### Directive
For this task, extract exactly the lines of the data below, from the line containing "OCR this image." through the last one, with pictures left out.

## begin Source material

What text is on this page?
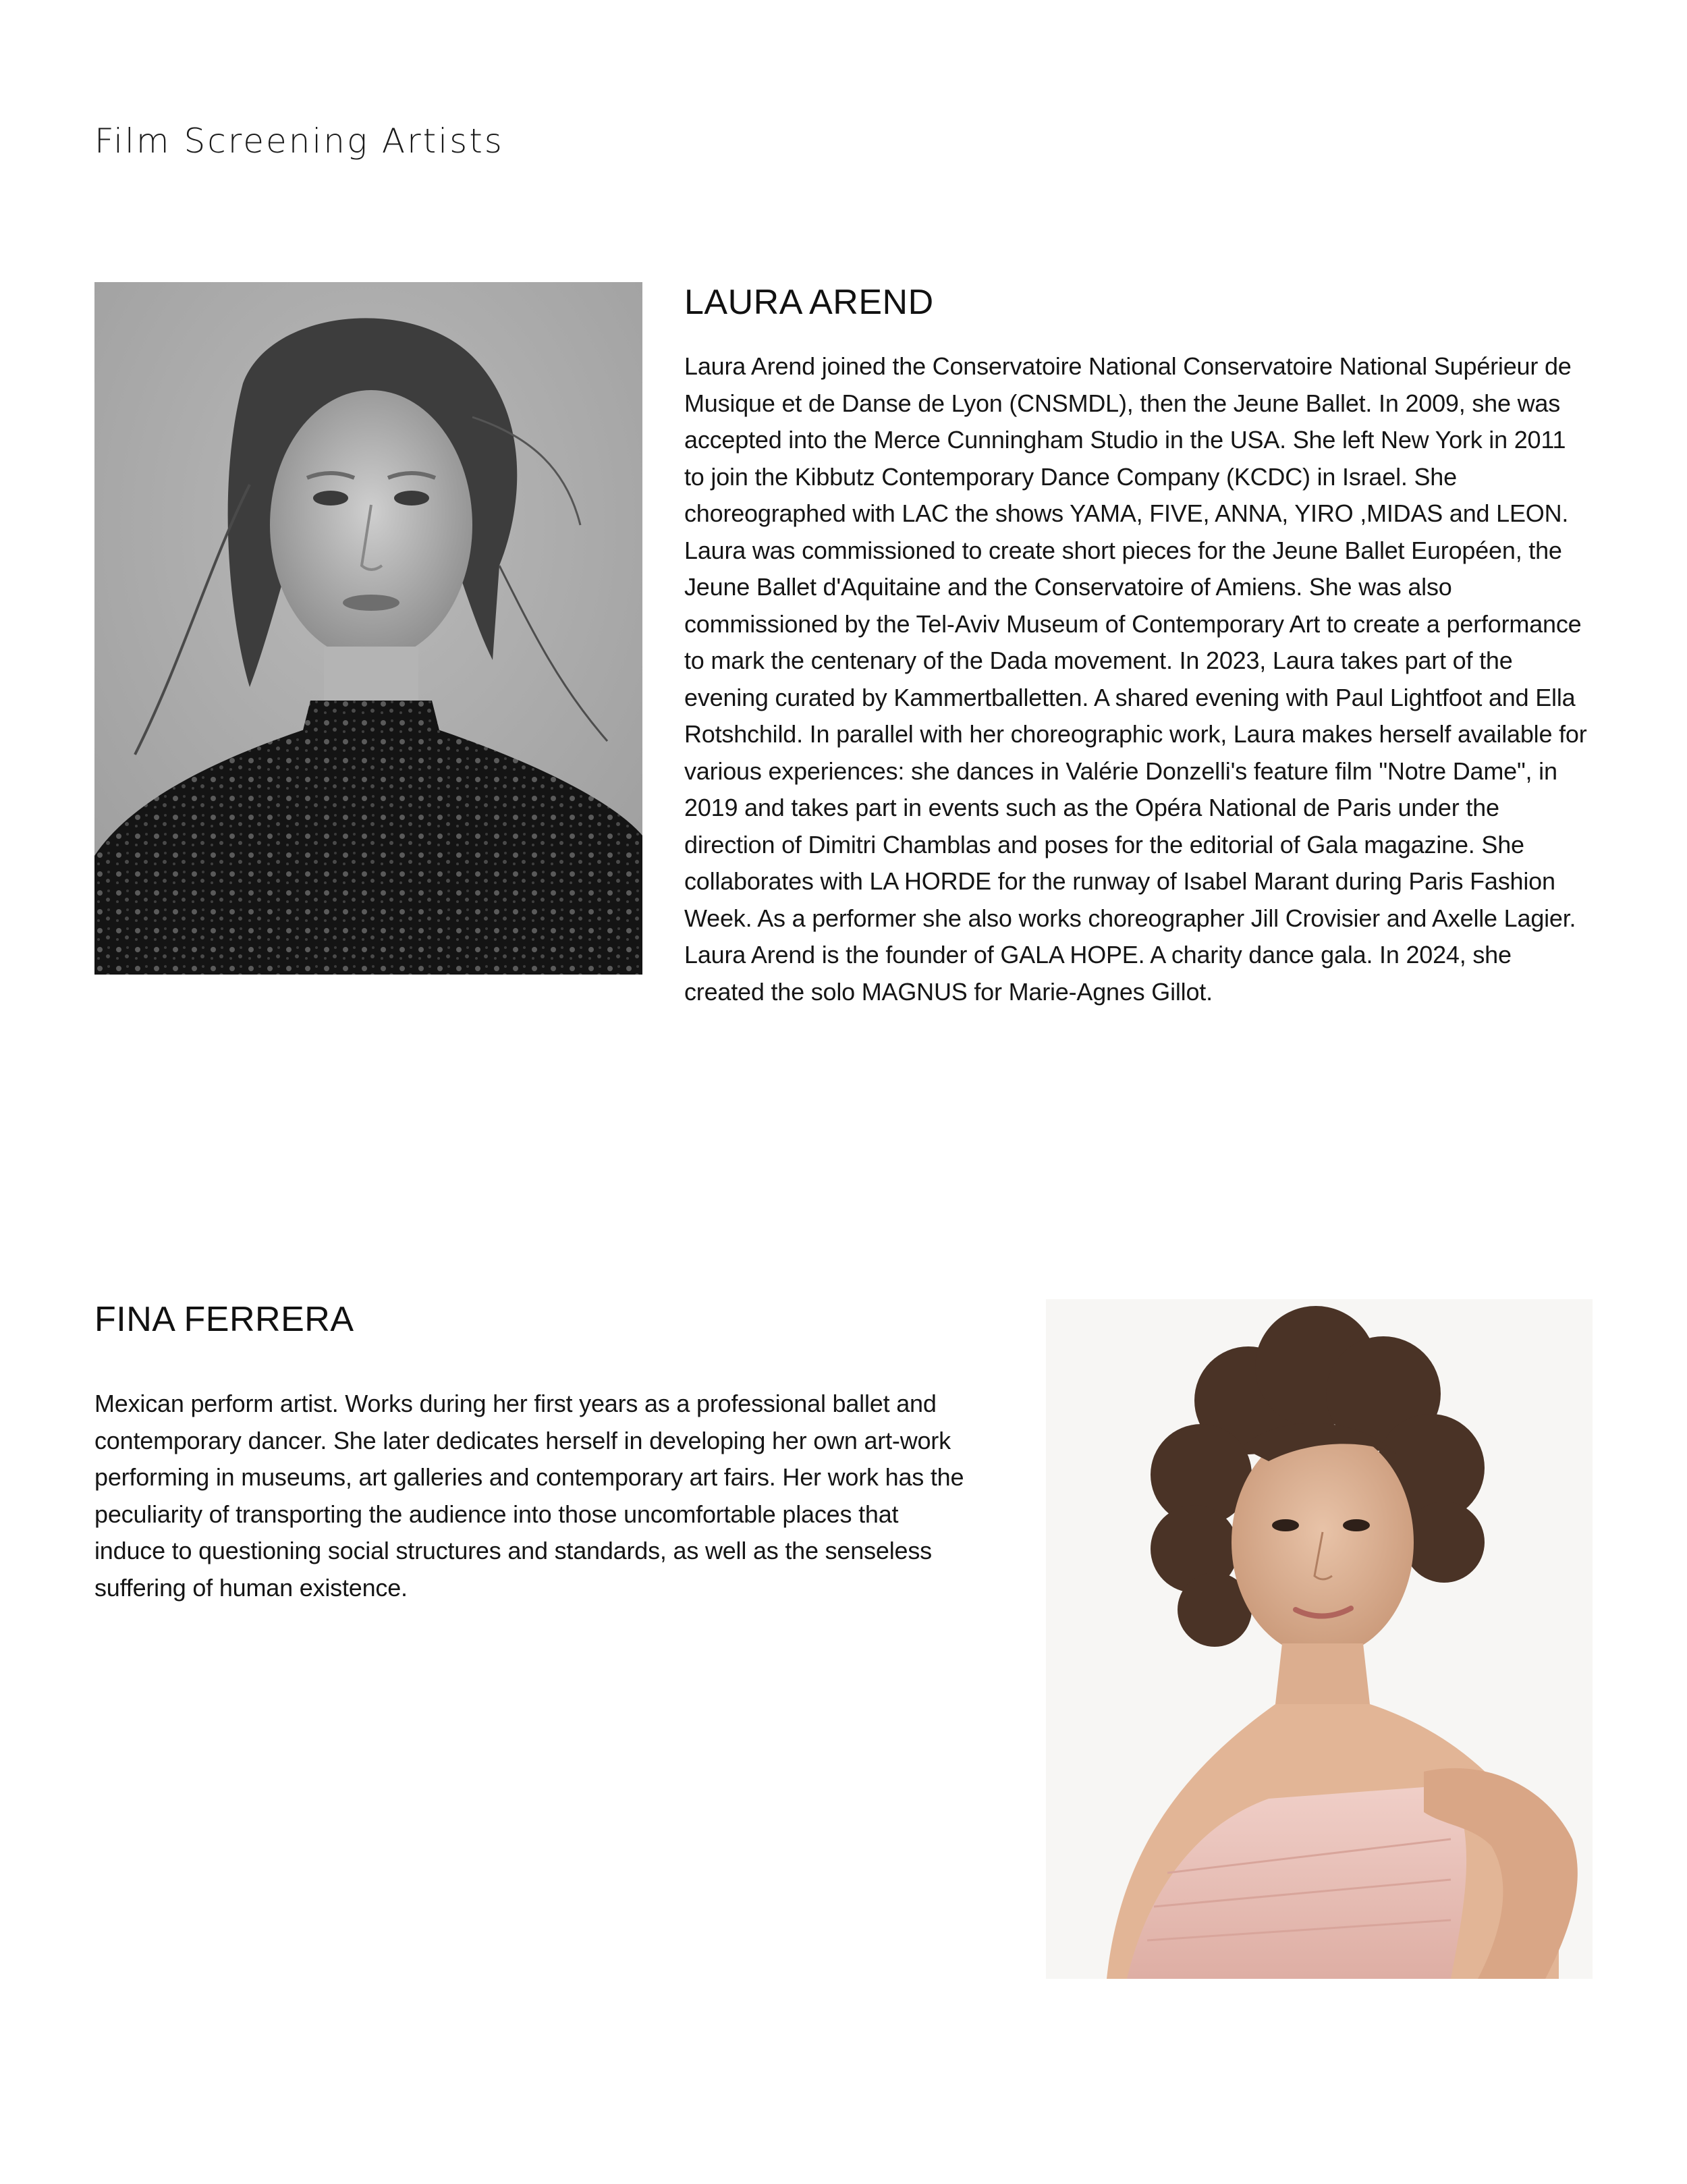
Film Screening Artists
LAURA AREND

Laura Arend joined the Conservatoire National Conservatoire National Supérieur de Musique et de Danse de Lyon (CNSMDL), then the Jeune Ballet. In 2009, she was accepted into the Merce Cunningham Studio in the USA. She left New York in 2011 to join the Kibbutz Contemporary Dance Company (KCDC) in Israel. She choreographed with LAC the shows YAMA, FIVE, ANNA, YIRO ,MIDAS and LEON. Laura was commissioned to create short pieces for the Jeune Ballet Européen, the Jeune Ballet d'Aquitaine and the Conservatoire of Amiens. She was also commissioned by the Tel-Aviv Museum of Contemporary Art to create a performance to mark the centenary of the Dada movement. In 2023, Laura takes part of the evening curated by Kammertballetten. A shared evening with Paul Lightfoot and Ella Rotshchild. In parallel with her choreographic work, Laura makes herself available for various experiences: she dances in Valérie Donzelli's feature film "Notre Dame", in 2019 and takes part in events such as the Opéra National de Paris under the direction of Dimitri Chamblas and poses for the editorial of Gala magazine. She collaborates with LA HORDE for the runway of Isabel Marant during Paris Fashion Week. As a performer she also works choreographer Jill Crovisier and Axelle Lagier. Laura Arend is the founder of GALA HOPE. A charity dance gala. In 2024, she created the solo MAGNUS for Marie-Agnes Gillot.

FINA FERRERA

Mexican perform artist. Works during her first years as a professional ballet and contemporary dancer. She later dedicates herself in developing her own art-work performing in museums, art galleries and contemporary art fairs. Her work has the peculiarity of transporting the audience into those uncomfortable places that induce to questioning social structures and standards, as well as the senseless suffering of human existence.
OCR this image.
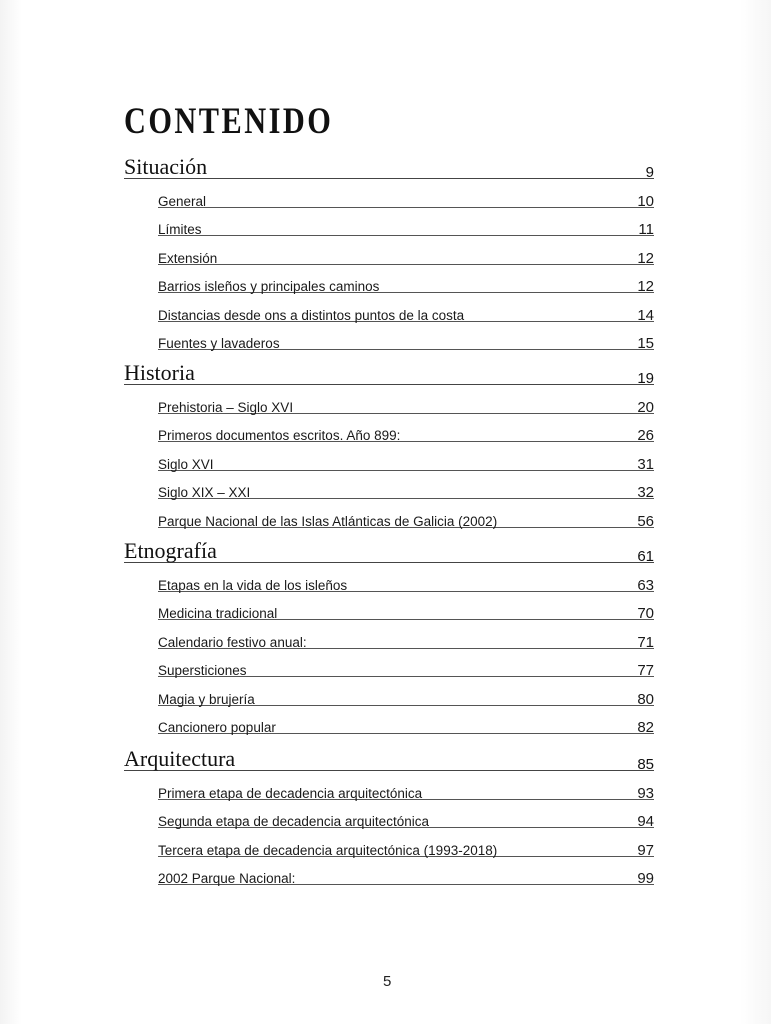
CONTENIDO
Situación	9
General	10
Límites	11
Extensión	12
Barrios isleños y principales caminos	12
Distancias desde ons a distintos puntos de la costa	14
Fuentes y lavaderos	15
Historia	19
Prehistoria – Siglo XVI	20
Primeros documentos escritos. Año 899:	26
Siglo XVI	31
Siglo XIX – XXI	32
Parque Nacional de las Islas Atlánticas de Galicia (2002)	56
Etnografía	61
Etapas en la vida de los isleños	63
Medicina tradicional	70
Calendario festivo anual:	71
Supersticiones	77
Magia y brujería	80
Cancionero popular	82
Arquitectura	85
Primera etapa de decadencia arquitectónica	93
Segunda etapa de decadencia arquitectónica	94
Tercera etapa de decadencia arquitectónica (1993-2018)	97
2002 Parque Nacional:	99
5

## end Source material

### Exercise result
OCR this image.
CONTENIDO
Situación	9
General	10
Límites	11
Extensión	12
Barrios isleños y principales caminos	12
Distancias desde ons a distintos puntos de la costa	14
Fuentes y lavaderos	15
Historia	19
Prehistoria – Siglo XVI	20
Primeros documentos escritos. Año 899:	26
Siglo XVI	31
Siglo XIX – XXI	32
Parque Nacional de las Islas Atlánticas de Galicia (2002)	56
Etnografía	61
Etapas en la vida de los isleños	63
Medicina tradicional	70
Calendario festivo anual:	71
Supersticiones	77
Magia y brujería	80
Cancionero popular	82
Arquitectura	85
Primera etapa de decadencia arquitectónica	93
Segunda etapa de decadencia arquitectónica	94
Tercera etapa de decadencia arquitectónica (1993-2018)	97
2002 Parque Nacional:	99
5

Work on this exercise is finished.